■ Supplied data

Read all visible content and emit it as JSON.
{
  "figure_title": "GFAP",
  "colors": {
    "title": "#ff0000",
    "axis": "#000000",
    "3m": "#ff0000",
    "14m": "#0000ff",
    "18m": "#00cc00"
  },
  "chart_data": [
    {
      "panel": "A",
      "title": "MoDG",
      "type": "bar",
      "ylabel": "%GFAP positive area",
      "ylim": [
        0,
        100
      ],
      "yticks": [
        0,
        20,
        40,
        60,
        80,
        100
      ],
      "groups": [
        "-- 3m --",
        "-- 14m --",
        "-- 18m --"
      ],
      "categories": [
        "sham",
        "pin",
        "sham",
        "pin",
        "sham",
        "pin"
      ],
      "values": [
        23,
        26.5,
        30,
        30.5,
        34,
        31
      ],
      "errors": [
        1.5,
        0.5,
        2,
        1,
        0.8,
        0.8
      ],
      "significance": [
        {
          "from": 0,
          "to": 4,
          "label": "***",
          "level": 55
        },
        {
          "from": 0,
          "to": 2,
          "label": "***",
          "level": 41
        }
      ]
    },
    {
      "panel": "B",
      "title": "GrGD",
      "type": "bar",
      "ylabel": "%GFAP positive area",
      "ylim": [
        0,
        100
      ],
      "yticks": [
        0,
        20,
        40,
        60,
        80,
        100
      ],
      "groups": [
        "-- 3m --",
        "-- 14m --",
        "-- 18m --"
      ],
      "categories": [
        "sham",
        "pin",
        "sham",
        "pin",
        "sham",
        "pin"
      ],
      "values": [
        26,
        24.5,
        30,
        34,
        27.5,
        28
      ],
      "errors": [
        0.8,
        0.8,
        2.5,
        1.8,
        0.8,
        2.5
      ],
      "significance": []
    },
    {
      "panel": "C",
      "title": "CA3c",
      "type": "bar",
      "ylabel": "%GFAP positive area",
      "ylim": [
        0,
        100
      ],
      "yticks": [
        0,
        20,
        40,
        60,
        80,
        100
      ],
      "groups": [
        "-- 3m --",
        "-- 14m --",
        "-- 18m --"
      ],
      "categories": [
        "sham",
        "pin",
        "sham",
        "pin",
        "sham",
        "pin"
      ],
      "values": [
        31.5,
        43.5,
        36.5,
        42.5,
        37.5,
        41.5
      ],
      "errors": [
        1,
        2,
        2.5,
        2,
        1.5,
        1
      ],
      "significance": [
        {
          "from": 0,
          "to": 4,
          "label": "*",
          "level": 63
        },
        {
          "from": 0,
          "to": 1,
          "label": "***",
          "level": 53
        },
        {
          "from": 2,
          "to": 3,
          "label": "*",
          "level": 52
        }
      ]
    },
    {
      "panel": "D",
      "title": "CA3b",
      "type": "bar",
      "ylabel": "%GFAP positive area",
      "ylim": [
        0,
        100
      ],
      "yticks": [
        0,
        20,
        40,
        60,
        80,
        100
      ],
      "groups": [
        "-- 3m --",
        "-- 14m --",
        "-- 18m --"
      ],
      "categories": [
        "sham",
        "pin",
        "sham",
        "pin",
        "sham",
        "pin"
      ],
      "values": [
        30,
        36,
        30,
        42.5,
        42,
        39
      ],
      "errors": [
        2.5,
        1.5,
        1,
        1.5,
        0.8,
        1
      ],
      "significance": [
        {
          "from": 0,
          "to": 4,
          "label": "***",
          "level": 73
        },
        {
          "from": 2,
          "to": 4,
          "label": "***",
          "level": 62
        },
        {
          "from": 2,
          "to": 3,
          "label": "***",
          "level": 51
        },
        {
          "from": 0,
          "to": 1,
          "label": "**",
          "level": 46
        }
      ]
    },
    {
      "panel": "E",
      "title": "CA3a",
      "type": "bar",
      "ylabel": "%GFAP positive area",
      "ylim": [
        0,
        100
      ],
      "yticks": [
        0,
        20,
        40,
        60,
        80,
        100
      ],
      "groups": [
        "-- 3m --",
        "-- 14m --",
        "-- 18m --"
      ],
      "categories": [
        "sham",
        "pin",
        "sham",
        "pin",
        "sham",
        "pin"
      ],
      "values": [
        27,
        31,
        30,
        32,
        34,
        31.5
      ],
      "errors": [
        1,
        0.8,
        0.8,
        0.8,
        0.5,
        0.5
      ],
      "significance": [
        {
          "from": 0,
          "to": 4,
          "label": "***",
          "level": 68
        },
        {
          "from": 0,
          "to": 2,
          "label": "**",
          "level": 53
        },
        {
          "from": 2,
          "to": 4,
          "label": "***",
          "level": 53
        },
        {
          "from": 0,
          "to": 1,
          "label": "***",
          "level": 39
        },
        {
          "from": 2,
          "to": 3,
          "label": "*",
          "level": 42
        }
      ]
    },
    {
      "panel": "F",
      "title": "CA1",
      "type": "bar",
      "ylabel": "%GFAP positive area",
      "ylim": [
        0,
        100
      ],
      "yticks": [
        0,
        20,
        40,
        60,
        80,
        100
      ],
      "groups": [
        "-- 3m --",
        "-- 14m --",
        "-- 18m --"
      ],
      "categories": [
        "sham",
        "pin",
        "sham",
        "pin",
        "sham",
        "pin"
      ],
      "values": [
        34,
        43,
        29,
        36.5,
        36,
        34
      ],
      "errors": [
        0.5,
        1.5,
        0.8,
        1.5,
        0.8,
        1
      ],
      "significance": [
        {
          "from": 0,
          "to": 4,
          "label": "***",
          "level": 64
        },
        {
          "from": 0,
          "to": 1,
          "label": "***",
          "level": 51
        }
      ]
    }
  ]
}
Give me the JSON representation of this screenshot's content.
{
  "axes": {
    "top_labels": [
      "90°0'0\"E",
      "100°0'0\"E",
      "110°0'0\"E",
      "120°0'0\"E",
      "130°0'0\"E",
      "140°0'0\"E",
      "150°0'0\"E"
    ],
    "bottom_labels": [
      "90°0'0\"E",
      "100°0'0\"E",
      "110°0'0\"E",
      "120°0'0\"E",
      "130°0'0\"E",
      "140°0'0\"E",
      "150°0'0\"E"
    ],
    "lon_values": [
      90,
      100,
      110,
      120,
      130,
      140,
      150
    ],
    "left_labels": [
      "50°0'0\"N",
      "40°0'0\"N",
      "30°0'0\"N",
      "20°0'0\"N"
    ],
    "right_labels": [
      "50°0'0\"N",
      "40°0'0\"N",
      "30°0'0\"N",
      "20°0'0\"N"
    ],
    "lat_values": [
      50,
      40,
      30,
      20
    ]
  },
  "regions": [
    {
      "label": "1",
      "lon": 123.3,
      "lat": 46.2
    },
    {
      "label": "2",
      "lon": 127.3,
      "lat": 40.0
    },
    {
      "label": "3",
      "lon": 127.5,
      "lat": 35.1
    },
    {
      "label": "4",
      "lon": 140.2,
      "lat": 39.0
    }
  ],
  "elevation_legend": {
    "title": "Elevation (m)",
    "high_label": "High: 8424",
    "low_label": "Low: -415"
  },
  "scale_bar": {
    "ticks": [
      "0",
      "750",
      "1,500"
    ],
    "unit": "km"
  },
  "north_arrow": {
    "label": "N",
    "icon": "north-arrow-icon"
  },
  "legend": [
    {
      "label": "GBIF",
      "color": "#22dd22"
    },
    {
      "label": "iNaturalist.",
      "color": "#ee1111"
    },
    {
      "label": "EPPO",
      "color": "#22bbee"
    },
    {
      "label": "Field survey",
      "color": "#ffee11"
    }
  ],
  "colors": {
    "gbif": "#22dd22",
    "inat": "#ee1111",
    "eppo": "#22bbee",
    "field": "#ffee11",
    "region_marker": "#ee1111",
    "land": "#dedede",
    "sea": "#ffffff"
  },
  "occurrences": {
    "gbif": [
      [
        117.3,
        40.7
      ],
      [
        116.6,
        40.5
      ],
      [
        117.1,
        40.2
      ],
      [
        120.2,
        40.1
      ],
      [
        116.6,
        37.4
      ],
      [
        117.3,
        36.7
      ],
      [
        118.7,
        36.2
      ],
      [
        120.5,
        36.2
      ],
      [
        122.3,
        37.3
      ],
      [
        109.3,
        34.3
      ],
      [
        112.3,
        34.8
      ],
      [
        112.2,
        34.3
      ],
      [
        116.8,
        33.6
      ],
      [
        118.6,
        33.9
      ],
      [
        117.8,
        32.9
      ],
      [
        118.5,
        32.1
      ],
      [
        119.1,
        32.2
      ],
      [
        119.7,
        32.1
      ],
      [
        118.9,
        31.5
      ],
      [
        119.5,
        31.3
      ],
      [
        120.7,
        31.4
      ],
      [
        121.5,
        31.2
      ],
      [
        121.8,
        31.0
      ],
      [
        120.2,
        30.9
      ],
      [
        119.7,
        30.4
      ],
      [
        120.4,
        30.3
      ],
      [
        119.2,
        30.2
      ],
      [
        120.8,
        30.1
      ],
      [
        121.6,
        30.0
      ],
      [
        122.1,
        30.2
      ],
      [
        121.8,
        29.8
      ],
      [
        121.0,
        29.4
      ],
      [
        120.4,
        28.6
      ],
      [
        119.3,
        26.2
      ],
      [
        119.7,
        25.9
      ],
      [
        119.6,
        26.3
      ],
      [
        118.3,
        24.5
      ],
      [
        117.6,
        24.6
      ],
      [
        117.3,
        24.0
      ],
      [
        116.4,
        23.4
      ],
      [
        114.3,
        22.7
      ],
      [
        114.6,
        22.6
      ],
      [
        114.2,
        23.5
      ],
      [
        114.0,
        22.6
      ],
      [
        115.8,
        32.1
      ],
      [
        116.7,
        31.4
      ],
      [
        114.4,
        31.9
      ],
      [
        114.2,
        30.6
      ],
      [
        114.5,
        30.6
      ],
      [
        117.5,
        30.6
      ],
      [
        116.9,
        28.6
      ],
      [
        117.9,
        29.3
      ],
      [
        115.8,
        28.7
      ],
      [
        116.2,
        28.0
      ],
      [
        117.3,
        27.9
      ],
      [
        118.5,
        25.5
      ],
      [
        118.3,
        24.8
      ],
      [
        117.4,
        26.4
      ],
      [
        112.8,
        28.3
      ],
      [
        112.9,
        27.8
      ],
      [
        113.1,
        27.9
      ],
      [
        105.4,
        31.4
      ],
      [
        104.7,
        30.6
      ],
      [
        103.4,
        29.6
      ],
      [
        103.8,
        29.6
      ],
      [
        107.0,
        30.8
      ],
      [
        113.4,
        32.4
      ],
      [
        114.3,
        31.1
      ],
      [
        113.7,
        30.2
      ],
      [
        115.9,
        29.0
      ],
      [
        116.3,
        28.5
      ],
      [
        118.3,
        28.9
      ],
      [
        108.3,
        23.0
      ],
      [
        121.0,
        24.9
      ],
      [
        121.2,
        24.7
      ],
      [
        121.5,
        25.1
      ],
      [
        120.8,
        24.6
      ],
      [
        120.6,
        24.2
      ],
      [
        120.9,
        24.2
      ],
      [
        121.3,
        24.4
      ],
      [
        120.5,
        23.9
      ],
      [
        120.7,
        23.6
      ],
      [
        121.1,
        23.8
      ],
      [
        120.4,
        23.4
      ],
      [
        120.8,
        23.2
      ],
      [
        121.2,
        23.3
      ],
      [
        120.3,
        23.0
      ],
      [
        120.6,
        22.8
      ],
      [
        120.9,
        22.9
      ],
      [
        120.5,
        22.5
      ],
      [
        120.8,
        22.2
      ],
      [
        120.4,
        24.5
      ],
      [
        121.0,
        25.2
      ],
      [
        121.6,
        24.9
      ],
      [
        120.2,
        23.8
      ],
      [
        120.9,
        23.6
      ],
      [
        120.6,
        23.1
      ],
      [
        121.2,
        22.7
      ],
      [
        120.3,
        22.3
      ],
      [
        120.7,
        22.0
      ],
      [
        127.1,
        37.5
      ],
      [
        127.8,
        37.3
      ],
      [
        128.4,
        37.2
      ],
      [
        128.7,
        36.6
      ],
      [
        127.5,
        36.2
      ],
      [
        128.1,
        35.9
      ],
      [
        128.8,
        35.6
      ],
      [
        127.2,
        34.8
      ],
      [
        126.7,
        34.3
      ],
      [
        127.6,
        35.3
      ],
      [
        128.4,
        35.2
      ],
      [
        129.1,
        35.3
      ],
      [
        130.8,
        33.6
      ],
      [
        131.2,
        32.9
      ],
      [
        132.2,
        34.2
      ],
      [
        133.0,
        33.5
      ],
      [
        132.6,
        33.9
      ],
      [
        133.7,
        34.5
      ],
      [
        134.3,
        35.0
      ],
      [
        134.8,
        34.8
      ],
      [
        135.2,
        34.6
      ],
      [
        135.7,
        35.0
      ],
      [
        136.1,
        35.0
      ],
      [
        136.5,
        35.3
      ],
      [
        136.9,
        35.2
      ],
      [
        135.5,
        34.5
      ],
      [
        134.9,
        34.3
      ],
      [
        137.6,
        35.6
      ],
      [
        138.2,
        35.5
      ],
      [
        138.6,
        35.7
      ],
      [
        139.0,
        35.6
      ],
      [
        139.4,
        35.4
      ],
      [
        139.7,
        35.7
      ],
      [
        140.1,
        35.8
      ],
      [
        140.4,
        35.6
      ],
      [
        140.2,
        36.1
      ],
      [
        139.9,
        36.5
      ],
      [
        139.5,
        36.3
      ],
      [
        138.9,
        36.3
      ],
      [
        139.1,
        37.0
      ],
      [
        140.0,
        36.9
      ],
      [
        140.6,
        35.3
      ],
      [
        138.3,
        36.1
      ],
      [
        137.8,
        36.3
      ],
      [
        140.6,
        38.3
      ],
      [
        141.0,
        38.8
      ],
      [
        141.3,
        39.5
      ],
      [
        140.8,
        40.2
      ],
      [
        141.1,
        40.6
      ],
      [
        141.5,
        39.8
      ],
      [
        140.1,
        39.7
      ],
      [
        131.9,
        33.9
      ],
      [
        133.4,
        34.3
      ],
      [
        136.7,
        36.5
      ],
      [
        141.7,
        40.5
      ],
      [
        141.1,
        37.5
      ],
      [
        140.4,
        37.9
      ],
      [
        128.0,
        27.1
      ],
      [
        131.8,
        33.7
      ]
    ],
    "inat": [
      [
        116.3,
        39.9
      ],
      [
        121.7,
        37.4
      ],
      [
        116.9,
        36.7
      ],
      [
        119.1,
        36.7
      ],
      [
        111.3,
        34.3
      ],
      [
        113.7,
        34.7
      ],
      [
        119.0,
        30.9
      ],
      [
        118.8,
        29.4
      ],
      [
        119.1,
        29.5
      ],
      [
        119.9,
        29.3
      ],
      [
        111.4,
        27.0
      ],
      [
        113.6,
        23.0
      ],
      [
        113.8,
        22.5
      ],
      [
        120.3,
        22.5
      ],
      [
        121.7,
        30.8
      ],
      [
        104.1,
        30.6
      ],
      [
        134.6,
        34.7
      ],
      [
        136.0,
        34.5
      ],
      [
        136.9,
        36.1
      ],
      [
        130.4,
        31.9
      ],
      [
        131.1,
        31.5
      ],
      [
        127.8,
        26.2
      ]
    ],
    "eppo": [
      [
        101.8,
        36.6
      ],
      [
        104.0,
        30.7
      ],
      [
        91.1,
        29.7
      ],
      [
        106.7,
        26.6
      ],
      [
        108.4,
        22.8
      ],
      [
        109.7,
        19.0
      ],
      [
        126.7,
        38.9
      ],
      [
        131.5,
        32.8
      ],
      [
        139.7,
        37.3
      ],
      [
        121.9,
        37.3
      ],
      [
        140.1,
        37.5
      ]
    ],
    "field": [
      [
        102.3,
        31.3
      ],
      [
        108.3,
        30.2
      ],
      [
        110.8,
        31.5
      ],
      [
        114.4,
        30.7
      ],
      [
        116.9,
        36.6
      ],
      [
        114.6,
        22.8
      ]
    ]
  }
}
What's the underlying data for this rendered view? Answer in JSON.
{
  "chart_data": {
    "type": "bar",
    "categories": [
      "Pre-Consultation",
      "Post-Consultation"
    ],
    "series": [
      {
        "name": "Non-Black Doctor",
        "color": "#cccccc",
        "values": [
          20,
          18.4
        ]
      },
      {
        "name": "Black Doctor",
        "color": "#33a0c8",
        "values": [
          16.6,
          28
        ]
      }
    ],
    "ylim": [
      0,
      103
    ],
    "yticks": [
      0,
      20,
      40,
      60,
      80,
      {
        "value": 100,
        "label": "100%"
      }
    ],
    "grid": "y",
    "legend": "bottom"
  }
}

■ Work instructions
Report how many lines in the data contain the word "this", with no words besides the number.

■ Solution
2